RECORDS:
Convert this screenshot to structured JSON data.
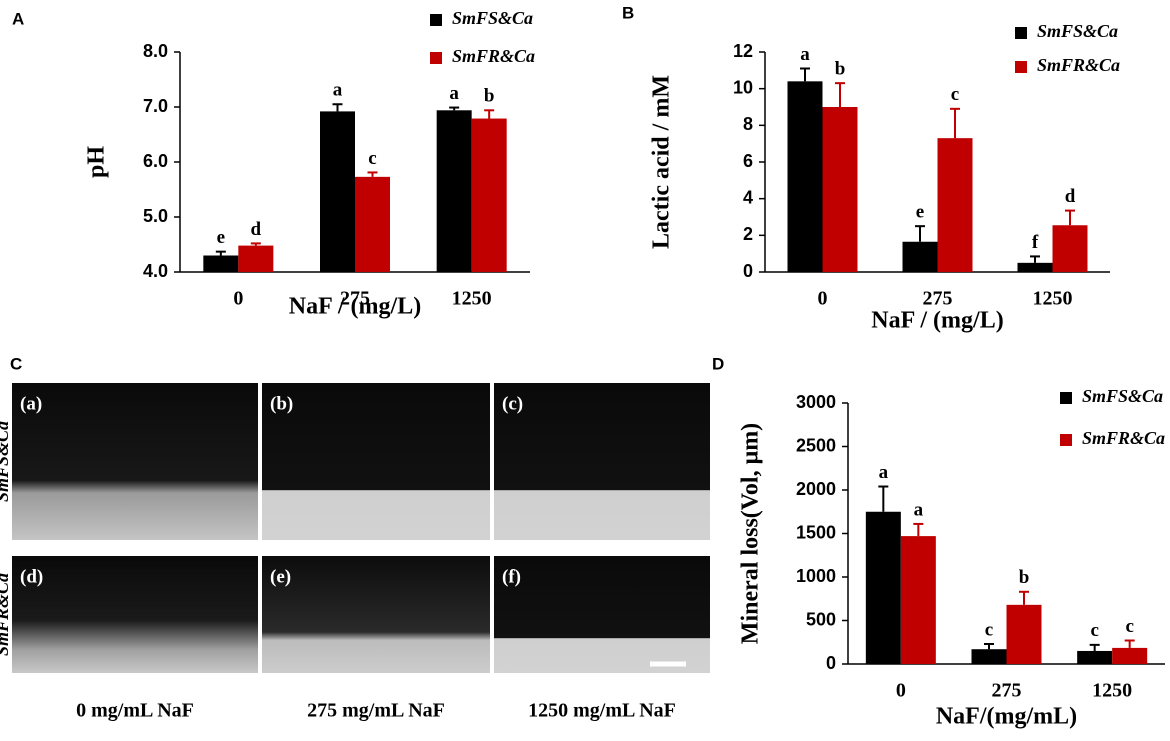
{
  "chart_data": [
    {
      "type": "bar",
      "panel": "A",
      "ylabel": "pH",
      "xlabel": "NaF / (mg/L)",
      "categories": [
        "0",
        "275",
        "1250"
      ],
      "series": [
        {
          "name": "SmFS&Ca",
          "color": "#000000",
          "values": [
            4.3,
            6.92,
            6.94
          ],
          "errors": [
            0.07,
            0.13,
            0.05
          ],
          "letters": [
            "e",
            "a",
            "a"
          ]
        },
        {
          "name": "SmFR&Ca",
          "color": "#c00000",
          "values": [
            4.48,
            5.73,
            6.79
          ],
          "errors": [
            0.04,
            0.08,
            0.15
          ],
          "letters": [
            "d",
            "c",
            "b"
          ]
        }
      ],
      "ylim": [
        4,
        8
      ],
      "yticks": [
        {
          "value": 4,
          "label": "4.0"
        },
        {
          "value": 5,
          "label": "5.0"
        },
        {
          "value": 6,
          "label": "6.0"
        },
        {
          "value": 7,
          "label": "7.0"
        },
        {
          "value": 8,
          "label": "8.0"
        }
      ],
      "legend": "upper right"
    },
    {
      "type": "bar",
      "panel": "B",
      "ylabel": "Lactic acid / mM",
      "xlabel": "NaF / (mg/L)",
      "categories": [
        "0",
        "275",
        "1250"
      ],
      "series": [
        {
          "name": "SmFS&Ca",
          "color": "#000000",
          "values": [
            10.4,
            1.65,
            0.5
          ],
          "errors": [
            0.7,
            0.85,
            0.35
          ],
          "letters": [
            "a",
            "e",
            "f"
          ]
        },
        {
          "name": "SmFR&Ca",
          "color": "#c00000",
          "values": [
            9.0,
            7.3,
            2.55
          ],
          "errors": [
            1.3,
            1.6,
            0.8
          ],
          "letters": [
            "b",
            "c",
            "d"
          ]
        }
      ],
      "ylim": [
        0,
        12
      ],
      "yticks": [
        0,
        2,
        4,
        6,
        8,
        10,
        12
      ],
      "legend": "upper right"
    },
    {
      "type": "bar",
      "panel": "D",
      "ylabel": "Mineral loss(Vol, μm)",
      "xlabel": "NaF/(mg/mL)",
      "categories": [
        "0",
        "275",
        "1250"
      ],
      "series": [
        {
          "name": "SmFS&Ca",
          "color": "#000000",
          "values": [
            1750,
            170,
            150
          ],
          "errors": [
            290,
            60,
            70
          ],
          "letters": [
            "a",
            "c",
            "c"
          ]
        },
        {
          "name": "SmFR&Ca",
          "color": "#c00000",
          "values": [
            1470,
            680,
            185
          ],
          "errors": [
            140,
            150,
            85
          ],
          "letters": [
            "a",
            "b",
            "c"
          ]
        }
      ],
      "ylim": [
        0,
        3000
      ],
      "yticks": [
        0,
        500,
        1000,
        1500,
        2000,
        2500,
        3000
      ],
      "legend": "upper right"
    }
  ],
  "image_panel": {
    "panel": "C",
    "rows": [
      "SmFS&Ca",
      "SmFR&Ca"
    ],
    "cells": [
      "(a)",
      "(b)",
      "(c)",
      "(d)",
      "(e)",
      "(f)"
    ],
    "columns": [
      "0 mg/mL NaF",
      "275 mg/mL NaF",
      "1250 mg/mL NaF"
    ]
  }
}
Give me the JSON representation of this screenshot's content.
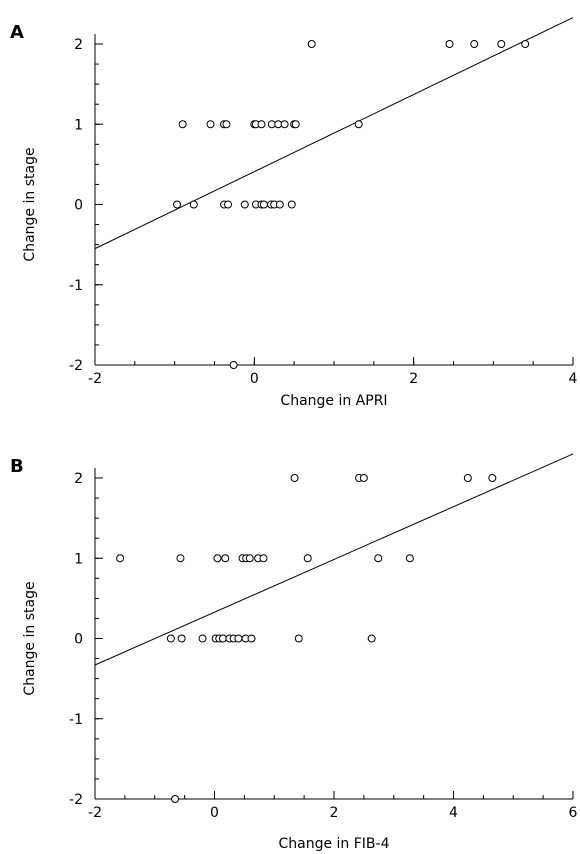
{
  "chart_data": [
    {
      "type": "scatter",
      "panel_label": "A",
      "xlabel": "Change in APRI",
      "ylabel": "Change in stage",
      "xlim": [
        -2,
        4
      ],
      "ylim": [
        -2,
        2
      ],
      "xticks": [
        -2,
        0,
        2,
        4
      ],
      "yticks": [
        -2,
        -1,
        0,
        1,
        2
      ],
      "x_minor_step": 0.5,
      "y_minor_step": 0.25,
      "points": [
        {
          "x": 0.72,
          "y": 2
        },
        {
          "x": 2.45,
          "y": 2
        },
        {
          "x": 2.76,
          "y": 2
        },
        {
          "x": 3.1,
          "y": 2
        },
        {
          "x": 3.4,
          "y": 2
        },
        {
          "x": -0.9,
          "y": 1
        },
        {
          "x": -0.55,
          "y": 1
        },
        {
          "x": -0.38,
          "y": 1
        },
        {
          "x": -0.35,
          "y": 1
        },
        {
          "x": 0.0,
          "y": 1
        },
        {
          "x": 0.02,
          "y": 1
        },
        {
          "x": 0.09,
          "y": 1
        },
        {
          "x": 0.22,
          "y": 1
        },
        {
          "x": 0.3,
          "y": 1
        },
        {
          "x": 0.38,
          "y": 1
        },
        {
          "x": 0.5,
          "y": 1
        },
        {
          "x": 0.52,
          "y": 1
        },
        {
          "x": 1.31,
          "y": 1
        },
        {
          "x": -0.97,
          "y": 0
        },
        {
          "x": -0.76,
          "y": 0
        },
        {
          "x": -0.38,
          "y": 0
        },
        {
          "x": -0.33,
          "y": 0
        },
        {
          "x": -0.12,
          "y": 0
        },
        {
          "x": 0.02,
          "y": 0
        },
        {
          "x": 0.09,
          "y": 0
        },
        {
          "x": 0.12,
          "y": 0
        },
        {
          "x": 0.21,
          "y": 0
        },
        {
          "x": 0.25,
          "y": 0
        },
        {
          "x": 0.32,
          "y": 0
        },
        {
          "x": 0.47,
          "y": 0
        },
        {
          "x": -0.26,
          "y": -2
        }
      ],
      "fit_line": {
        "x1": -2,
        "y1": -0.55,
        "x2": 4,
        "y2": 2.33
      }
    },
    {
      "type": "scatter",
      "panel_label": "B",
      "xlabel": "Change in FIB-4",
      "ylabel": "Change in stage",
      "xlim": [
        -2,
        6
      ],
      "ylim": [
        -2,
        2
      ],
      "xticks": [
        -2,
        0,
        2,
        4,
        6
      ],
      "yticks": [
        -2,
        -1,
        0,
        1,
        2
      ],
      "x_minor_step": 0.5,
      "y_minor_step": 0.25,
      "points": [
        {
          "x": 1.34,
          "y": 2
        },
        {
          "x": 2.42,
          "y": 2
        },
        {
          "x": 2.5,
          "y": 2
        },
        {
          "x": 4.24,
          "y": 2
        },
        {
          "x": 4.65,
          "y": 2
        },
        {
          "x": -1.58,
          "y": 1
        },
        {
          "x": -0.57,
          "y": 1
        },
        {
          "x": 0.05,
          "y": 1
        },
        {
          "x": 0.18,
          "y": 1
        },
        {
          "x": 0.47,
          "y": 1
        },
        {
          "x": 0.53,
          "y": 1
        },
        {
          "x": 0.59,
          "y": 1
        },
        {
          "x": 0.73,
          "y": 1
        },
        {
          "x": 0.82,
          "y": 1
        },
        {
          "x": 1.56,
          "y": 1
        },
        {
          "x": 2.74,
          "y": 1
        },
        {
          "x": 3.27,
          "y": 1
        },
        {
          "x": -0.73,
          "y": 0
        },
        {
          "x": -0.55,
          "y": 0
        },
        {
          "x": -0.2,
          "y": 0
        },
        {
          "x": 0.02,
          "y": 0
        },
        {
          "x": 0.08,
          "y": 0
        },
        {
          "x": 0.14,
          "y": 0
        },
        {
          "x": 0.25,
          "y": 0
        },
        {
          "x": 0.32,
          "y": 0
        },
        {
          "x": 0.4,
          "y": 0
        },
        {
          "x": 0.52,
          "y": 0
        },
        {
          "x": 0.62,
          "y": 0
        },
        {
          "x": 1.41,
          "y": 0
        },
        {
          "x": 2.63,
          "y": 0
        },
        {
          "x": -0.66,
          "y": -2
        }
      ],
      "fit_line": {
        "x1": -2,
        "y1": -0.33,
        "x2": 6,
        "y2": 2.3
      }
    }
  ]
}
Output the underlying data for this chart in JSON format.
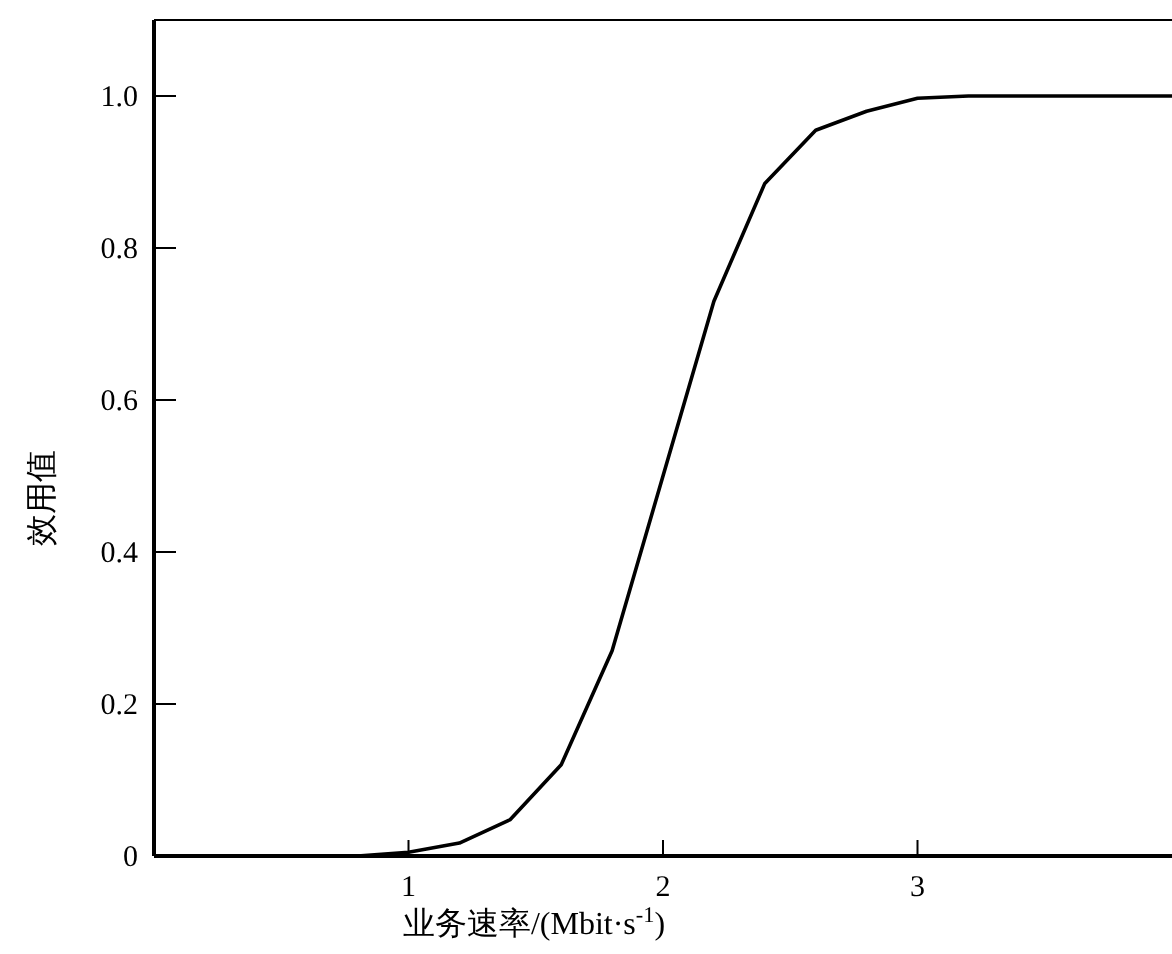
{
  "chart_data": {
    "type": "line",
    "xlabel": "业务速率/(Mbit·s$^{-1}$)",
    "ylabel": "效用值",
    "x": [
      0,
      0.2,
      0.4,
      0.6,
      0.8,
      1.0,
      1.2,
      1.4,
      1.6,
      1.8,
      2.0,
      2.2,
      2.4,
      2.6,
      2.8,
      3.0,
      3.2,
      3.4,
      3.6,
      3.8,
      4.0
    ],
    "values": [
      0,
      0,
      0,
      0,
      0,
      0.005,
      0.017,
      0.048,
      0.12,
      0.27,
      0.5,
      0.73,
      0.885,
      0.955,
      0.98,
      0.997,
      1.0,
      1.0,
      1.0,
      1.0,
      1.0
    ],
    "color": "#000000",
    "xlim": [
      0,
      4
    ],
    "ylim": [
      0,
      1.1
    ],
    "xticks": [
      1,
      2,
      3
    ],
    "yticks": [
      0,
      0.2,
      0.4,
      0.6,
      0.8,
      {
        "value": 1,
        "label": "1.0"
      }
    ]
  }
}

WHAT YOU NEED TO DO:
Look through the listing above. Pick out each line with "this" and copy it.

WRITTEN ANSWER:
Convert this screenshot to structured JSON data.
Give me the JSON representation of this screenshot's content.
Output the underlying data for this chart in JSON format.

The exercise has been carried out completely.